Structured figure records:
________

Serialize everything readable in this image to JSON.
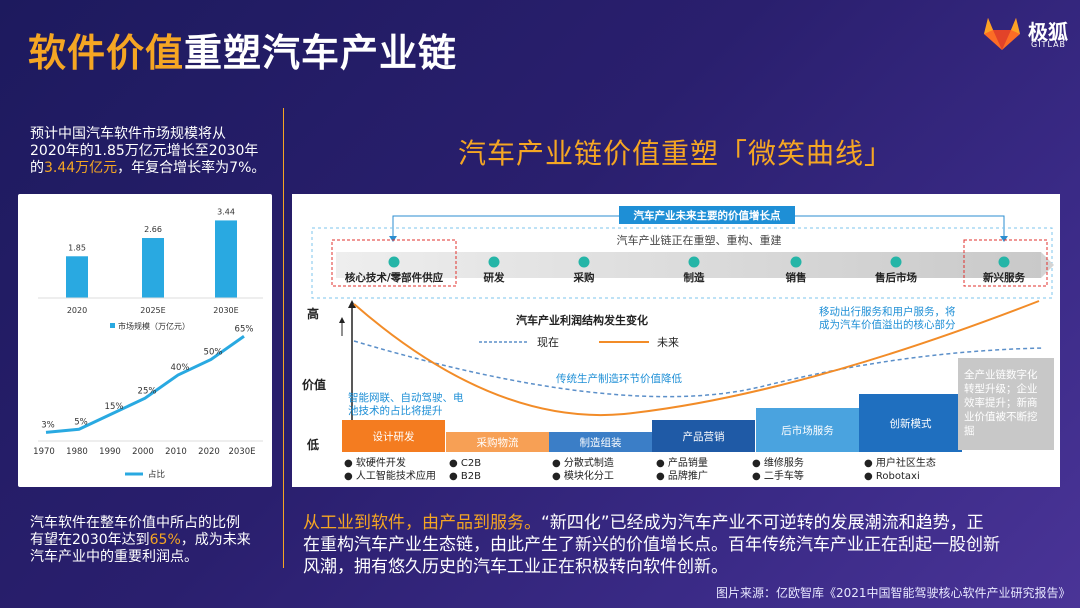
{
  "title": {
    "part1": "软件价值",
    "part2": "重塑汽车产业链"
  },
  "logo": {
    "name": "极狐",
    "sub": "GITLAB",
    "colors": [
      "#e24329",
      "#fc6d26",
      "#fca326"
    ]
  },
  "left_top": {
    "line1": "预计中国汽车软件市场规模将从",
    "line2": "2020年的1.85万亿元增长至2030年",
    "line3_hl": "3.44万亿元",
    "line3_pre": "的",
    "line3_post": "，年复合增长率为7%。"
  },
  "left_bottom": {
    "line1": "汽车软件在整车价值中所占的比例",
    "line2_pre": "有望在2030年达到",
    "line2_hl": "65%",
    "line2_post": "，成为未来",
    "line3": "汽车产业中的重要利润点。"
  },
  "chart_data": [
    {
      "type": "bar",
      "categories": [
        "2020",
        "2025E",
        "2030E"
      ],
      "values": [
        1.85,
        2.66,
        3.44
      ],
      "data_labels": [
        "1.85",
        "2.66",
        "3.44"
      ],
      "legend": "市场规模（万亿元）",
      "color": "#29a9e1",
      "ylim": [
        0,
        4
      ]
    },
    {
      "type": "line",
      "x": [
        "1970",
        "1980",
        "1990",
        "2000",
        "2010",
        "2020",
        "2030E"
      ],
      "y_points": [
        [
          1970,
          3
        ],
        [
          1980,
          5
        ],
        [
          1990,
          15
        ],
        [
          2000,
          25
        ],
        [
          2010,
          40
        ],
        [
          2020,
          50
        ],
        [
          2030,
          65
        ]
      ],
      "data_labels": [
        "3%",
        "5%",
        "15%",
        "25%",
        "40%",
        "50%",
        "65%"
      ],
      "legend": "占比",
      "color": "#29a9e1",
      "ylim": [
        0,
        70
      ]
    }
  ],
  "subtitle": "汽车产业链价值重塑「微笑曲线」",
  "smile": {
    "top_banner": "汽车产业未来主要的价值增长点",
    "chain_note": "汽车产业链正在重塑、重构、重建",
    "stages": [
      "核心技术/零部件供应",
      "研发",
      "采购",
      "制造",
      "销售",
      "售后市场",
      "新兴服务"
    ],
    "yaxis": {
      "high": "高",
      "mid": "价值",
      "low": "低"
    },
    "curve_title": "汽车产业利润结构发生变化",
    "legend_now": "现在",
    "legend_future": "未来",
    "note_mobility": "移动出行服务和用户服务，将成为汽车价值溢出的核心部分",
    "note_mobility_l1": "移动出行服务和用户服务，将",
    "note_mobility_l2": "成为汽车价值溢出的核心部分",
    "note_traditional": "传统生产制造环节价值降低",
    "note_left_l1": "智能网联、自动驾驶、电",
    "note_left_l2": "池技术的占比将提升",
    "note_right_l1": "全产业链数字化",
    "note_right_l2": "转型升级；企业",
    "note_right_l3": "效率提升；新商",
    "note_right_l4": "业价值被不断挖",
    "note_right_l5": "掘",
    "steps": [
      {
        "label": "设计研发",
        "color": "#f47c20",
        "bullets": [
          "软硬件开发",
          "人工智能技术应用"
        ]
      },
      {
        "label": "采购物流",
        "color": "#f7a055",
        "bullets": [
          "C2B",
          "B2B"
        ]
      },
      {
        "label": "制造组装",
        "color": "#3b7ec7",
        "bullets": [
          "分散式制造",
          "模块化分工"
        ]
      },
      {
        "label": "产品营销",
        "color": "#1f5aa6",
        "bullets": [
          "产品销量",
          "品牌推广"
        ]
      },
      {
        "label": "后市场服务",
        "color": "#4aa3df",
        "bullets": [
          "维修服务",
          "二手车等"
        ]
      },
      {
        "label": "创新模式",
        "color": "#1f6fbf",
        "bullets": [
          "用户社区生态",
          "Robotaxi"
        ]
      }
    ]
  },
  "bottom": {
    "hl": "从工业到软件，由产品到服务。",
    "rest1": "“新四化”已经成为汽车产业不可逆转的发展潮流和趋势，正",
    "line2": "在重构汽车产业生态链，由此产生了新兴的价值增长点。百年传统汽车产业正在刮起一股创新",
    "line3": "风潮，拥有悠久历史的汽车工业正在积极转向软件创新。"
  },
  "source": "图片来源：亿欧智库《2021中国智能驾驶核心软件产业研究报告》"
}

________

WRITTEN EXERCISE:
Working from the lines above, reproduce the material exactly and exclude its pictures.

ANSWER FOR THIS EXERCISE:
Serialize everything readable in this image to JSON.
{
  "title": {
    "part1": "软件价值",
    "part2": "重塑汽车产业链"
  },
  "logo": {
    "name": "极狐",
    "sub": "GITLAB",
    "colors": [
      "#e24329",
      "#fc6d26",
      "#fca326"
    ]
  },
  "left_top": {
    "line1": "预计中国汽车软件市场规模将从",
    "line2": "2020年的1.85万亿元增长至2030年",
    "line3_hl": "3.44万亿元",
    "line3_pre": "的",
    "line3_post": "，年复合增长率为7%。"
  },
  "left_bottom": {
    "line1": "汽车软件在整车价值中所占的比例",
    "line2_pre": "有望在2030年达到",
    "line2_hl": "65%",
    "line2_post": "，成为未来",
    "line3": "汽车产业中的重要利润点。"
  },
  "chart_data": [
    {
      "type": "bar",
      "categories": [
        "2020",
        "2025E",
        "2030E"
      ],
      "values": [
        1.85,
        2.66,
        3.44
      ],
      "data_labels": [
        "1.85",
        "2.66",
        "3.44"
      ],
      "legend": "市场规模（万亿元）",
      "color": "#29a9e1",
      "ylim": [
        0,
        4
      ]
    },
    {
      "type": "line",
      "x": [
        "1970",
        "1980",
        "1990",
        "2000",
        "2010",
        "2020",
        "2030E"
      ],
      "y_points": [
        [
          1970,
          3
        ],
        [
          1980,
          5
        ],
        [
          1990,
          15
        ],
        [
          2000,
          25
        ],
        [
          2010,
          40
        ],
        [
          2020,
          50
        ],
        [
          2030,
          65
        ]
      ],
      "data_labels": [
        "3%",
        "5%",
        "15%",
        "25%",
        "40%",
        "50%",
        "65%"
      ],
      "legend": "占比",
      "color": "#29a9e1",
      "ylim": [
        0,
        70
      ]
    }
  ],
  "subtitle": "汽车产业链价值重塑「微笑曲线」",
  "smile": {
    "top_banner": "汽车产业未来主要的价值增长点",
    "chain_note": "汽车产业链正在重塑、重构、重建",
    "stages": [
      "核心技术/零部件供应",
      "研发",
      "采购",
      "制造",
      "销售",
      "售后市场",
      "新兴服务"
    ],
    "yaxis": {
      "high": "高",
      "mid": "价值",
      "low": "低"
    },
    "curve_title": "汽车产业利润结构发生变化",
    "legend_now": "现在",
    "legend_future": "未来",
    "note_mobility": "移动出行服务和用户服务，将成为汽车价值溢出的核心部分",
    "note_mobility_l1": "移动出行服务和用户服务，将",
    "note_mobility_l2": "成为汽车价值溢出的核心部分",
    "note_traditional": "传统生产制造环节价值降低",
    "note_left_l1": "智能网联、自动驾驶、电",
    "note_left_l2": "池技术的占比将提升",
    "note_right_l1": "全产业链数字化",
    "note_right_l2": "转型升级；企业",
    "note_right_l3": "效率提升；新商",
    "note_right_l4": "业价值被不断挖",
    "note_right_l5": "掘",
    "steps": [
      {
        "label": "设计研发",
        "color": "#f47c20",
        "bullets": [
          "软硬件开发",
          "人工智能技术应用"
        ]
      },
      {
        "label": "采购物流",
        "color": "#f7a055",
        "bullets": [
          "C2B",
          "B2B"
        ]
      },
      {
        "label": "制造组装",
        "color": "#3b7ec7",
        "bullets": [
          "分散式制造",
          "模块化分工"
        ]
      },
      {
        "label": "产品营销",
        "color": "#1f5aa6",
        "bullets": [
          "产品销量",
          "品牌推广"
        ]
      },
      {
        "label": "后市场服务",
        "color": "#4aa3df",
        "bullets": [
          "维修服务",
          "二手车等"
        ]
      },
      {
        "label": "创新模式",
        "color": "#1f6fbf",
        "bullets": [
          "用户社区生态",
          "Robotaxi"
        ]
      }
    ]
  },
  "bottom": {
    "hl": "从工业到软件，由产品到服务。",
    "rest1": "“新四化”已经成为汽车产业不可逆转的发展潮流和趋势，正",
    "line2": "在重构汽车产业生态链，由此产生了新兴的价值增长点。百年传统汽车产业正在刮起一股创新",
    "line3": "风潮，拥有悠久历史的汽车工业正在积极转向软件创新。"
  },
  "source": "图片来源：亿欧智库《2021中国智能驾驶核心软件产业研究报告》"
}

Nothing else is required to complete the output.